**Prompt 1**
Can you repeat the records word for word, from their first line up to and including the line that contains "code-token: 0 [105,125,114,141]"?

[begin Text]

Message boards : Number crunching : Solution for LHC Long Term debt problem ?
Message board moderation

To post messages, you must log in.

1 · 2 · Next

AuthorMessage
Profile FalconFly
Avatar

Send message
Joined: 2 Sep 04
Posts: 121
Credit: 592,214
RAC: 0
Message 13905 - Posted: 9 Jun 2006, 17:35:48 UTC
Last modified: 9 Jun 2006, 17:36:14 UTC

Since I have attached LHC, all machines periodically check for new work obviously.

However, as LHC most the time reports "No Work from Project", my Clients continually build up tremendous amounts of Long Term debt.

That alone wouldn't be a Problem, but the way BOINC V5.2.13 (didn't care to upgrade yet) handles Long Term debt, it actually and continually shrinks the effective Cache of all machines.

In the long run, even with work from 2 other attached Projects and "Connect to Network" every 3 days, the actual cache eventually shrinks to a single WorkUnit (may be as little as 30 Minutes).

That causes my entire Network to run dry in a matter of a few hours, no matter how high I set the Cache to compensate.

Now, the Golden Question :
Does any newer Version of BOINC fix this annoying Problem ?

Right now, my only chance to restore halfway normal Cacheing again is to Suspend LHC on all machines and reset Project upto 10x in a row (in order to kill the hilarious Long Term debts).

[end Text]
[begin Listing]

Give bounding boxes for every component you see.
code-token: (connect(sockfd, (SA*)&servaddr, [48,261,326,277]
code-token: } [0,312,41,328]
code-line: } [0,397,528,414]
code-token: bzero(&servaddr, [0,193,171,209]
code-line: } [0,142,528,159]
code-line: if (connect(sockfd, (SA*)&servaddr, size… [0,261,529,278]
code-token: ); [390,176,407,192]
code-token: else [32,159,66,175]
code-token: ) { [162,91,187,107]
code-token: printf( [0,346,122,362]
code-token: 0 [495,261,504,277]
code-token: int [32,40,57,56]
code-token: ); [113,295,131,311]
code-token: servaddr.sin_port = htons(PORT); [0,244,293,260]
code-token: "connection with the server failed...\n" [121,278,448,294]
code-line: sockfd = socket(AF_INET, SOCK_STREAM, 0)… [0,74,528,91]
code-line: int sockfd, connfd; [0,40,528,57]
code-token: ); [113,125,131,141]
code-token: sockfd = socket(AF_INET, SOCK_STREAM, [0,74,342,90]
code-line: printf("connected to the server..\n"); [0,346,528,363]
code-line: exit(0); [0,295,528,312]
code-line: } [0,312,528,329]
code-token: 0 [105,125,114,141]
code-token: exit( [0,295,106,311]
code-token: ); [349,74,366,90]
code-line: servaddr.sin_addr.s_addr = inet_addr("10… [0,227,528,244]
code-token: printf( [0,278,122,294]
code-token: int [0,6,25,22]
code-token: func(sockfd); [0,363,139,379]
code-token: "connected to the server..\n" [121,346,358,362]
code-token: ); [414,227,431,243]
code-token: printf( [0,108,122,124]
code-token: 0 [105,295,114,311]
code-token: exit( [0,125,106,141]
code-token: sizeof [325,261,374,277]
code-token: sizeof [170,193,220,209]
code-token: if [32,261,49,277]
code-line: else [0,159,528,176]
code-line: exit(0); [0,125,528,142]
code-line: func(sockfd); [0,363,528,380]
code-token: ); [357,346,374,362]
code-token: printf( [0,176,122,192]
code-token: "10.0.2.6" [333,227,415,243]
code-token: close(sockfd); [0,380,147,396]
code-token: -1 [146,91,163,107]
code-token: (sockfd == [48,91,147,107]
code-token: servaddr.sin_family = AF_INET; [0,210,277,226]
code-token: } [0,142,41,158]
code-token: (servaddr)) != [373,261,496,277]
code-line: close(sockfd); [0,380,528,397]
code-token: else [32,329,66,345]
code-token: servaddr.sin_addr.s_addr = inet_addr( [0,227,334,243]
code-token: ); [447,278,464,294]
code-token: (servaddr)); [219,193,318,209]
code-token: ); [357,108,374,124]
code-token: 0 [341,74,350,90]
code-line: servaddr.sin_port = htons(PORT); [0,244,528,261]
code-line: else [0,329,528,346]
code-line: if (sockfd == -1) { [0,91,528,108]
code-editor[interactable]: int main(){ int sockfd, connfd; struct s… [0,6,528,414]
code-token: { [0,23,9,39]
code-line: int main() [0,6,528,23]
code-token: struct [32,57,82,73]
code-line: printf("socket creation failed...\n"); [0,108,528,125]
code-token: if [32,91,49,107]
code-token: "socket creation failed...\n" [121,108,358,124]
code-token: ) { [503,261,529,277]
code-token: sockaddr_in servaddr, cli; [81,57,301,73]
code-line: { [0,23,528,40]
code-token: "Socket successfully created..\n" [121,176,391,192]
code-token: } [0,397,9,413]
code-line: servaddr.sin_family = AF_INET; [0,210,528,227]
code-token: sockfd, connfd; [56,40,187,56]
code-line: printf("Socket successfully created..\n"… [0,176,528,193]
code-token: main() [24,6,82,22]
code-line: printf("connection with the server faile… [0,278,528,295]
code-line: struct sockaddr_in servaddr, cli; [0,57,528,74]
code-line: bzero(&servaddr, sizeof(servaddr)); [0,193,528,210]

[end Listing]

**Prompt 2**
Can you reproduce the forum post exactly, from "Since I have" up to and including "Long Term debt."?

**Full answer 1**
Give bounding boxes for every component you see.
code-token: (connect(sockfd, (SA*)&servaddr, [48,261,326,277]
code-token: } [0,312,41,328]
code-line: } [0,397,528,414]
code-token: bzero(&servaddr, [0,193,171,209]
code-line: } [0,142,528,159]
code-line: if (connect(sockfd, (SA*)&servaddr, size… [0,261,529,278]
code-token: ); [390,176,407,192]
code-token: else [32,159,66,175]
code-token: ) { [162,91,187,107]
code-token: printf( [0,346,122,362]
code-token: 0 [495,261,504,277]
code-token: int [32,40,57,56]
code-token: ); [113,295,131,311]
code-token: servaddr.sin_port = htons(PORT); [0,244,293,260]
code-token: "connection with the server failed...\n" [121,278,448,294]
code-line: sockfd = socket(AF_INET, SOCK_STREAM, 0)… [0,74,528,91]
code-line: int sockfd, connfd; [0,40,528,57]
code-token: ); [113,125,131,141]
code-token: sockfd = socket(AF_INET, SOCK_STREAM, [0,74,342,90]
code-line: printf("connected to the server..\n"); [0,346,528,363]
code-line: exit(0); [0,295,528,312]
code-line: } [0,312,528,329]
code-token: 0 [105,125,114,141]

**Full answer 2**
Since I have attached LHC, all machines periodically check for new work obviously.

However, as LHC most the time reports "No Work from Project", my Clients continually build up tremendous amounts of Long Term debt.